**Text extract**
China's Long March Up the Olympic Medal Table

China's sporting dragon roared through the Sydney Olympics with a glut of gold medals, world records - and not the merest whiff of a drug scandal.

A glittering record haul of 28 gold, 16 silver and 15 bronze medals swept the Chinese into third place in the overall medal table, their best finish in Olympic history.

"Our athletes showed China is a sports-loving country at the Sydney Olympics. We had hoped for 15 or 16 medals but we never dreamed of this," said China official Li Furong.

"It is a great achievement and all our athletes should feel proud," he added.

Importantly for Beijing's 2008 Olympic bid, China's athletes also left Sydney untainted by any of the drug scandals which dogged the 16-day sports extravaganza.

China's gold medal rush was due in part by the introduction of women's weightlifting in the Olympics for the first time.

All four of China's women lifters struck gold, Ding Meiyuan earning the accolade of "strongest woman in the world" with her victory in the super-heavyweight class.

China's gold tally would almost certainly have been higher had more of their lifters been allowed to compete in the games.

Olympic rules restricted the number of lifters for each country to four, forcing China to leave behind several world champions and record holders.

In racquet sports - tennis aside - China reigned supreme, greedily snapping up every gold on offer in the men's and women's table tennis and bagging four out of five golds in badminton.

"China has shown we have the players and the talent to be a force in badminton for many years," China's badminton coach Li Yongbo said, in an ominous warning to their rivals.

**Dataset content**
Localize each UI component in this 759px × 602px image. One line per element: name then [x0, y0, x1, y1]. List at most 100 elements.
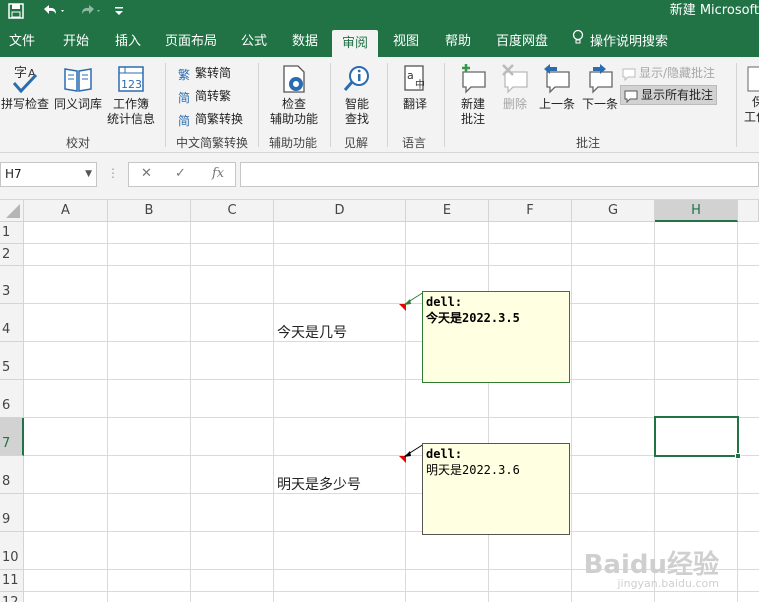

**Required task**
Quote the stretch of the article on China's Sydney Olympics medal haul from "China's Long March" through "the first time.".

**Exercise solution**
China's Long March Up the Olympic Medal Table

China's sporting dragon roared through the Sydney Olympics with a glut of gold medals, world records - and not the merest whiff of a drug scandal.

A glittering record haul of 28 gold, 16 silver and 15 bronze medals swept the Chinese into third place in the overall medal table, their best finish in Olympic history.

"Our athletes showed China is a sports-loving country at the Sydney Olympics. We had hoped for 15 or 16 medals but we never dreamed of this," said China official Li Furong.

"It is a great achievement and all our athletes should feel proud," he added.

Importantly for Beijing's 2008 Olympic bid, China's athletes also left Sydney untainted by any of the drug scandals which dogged the 16-day sports extravaganza.

China's gold medal rush was due in part by the introduction of women's weightlifting in the Olympics for the first time.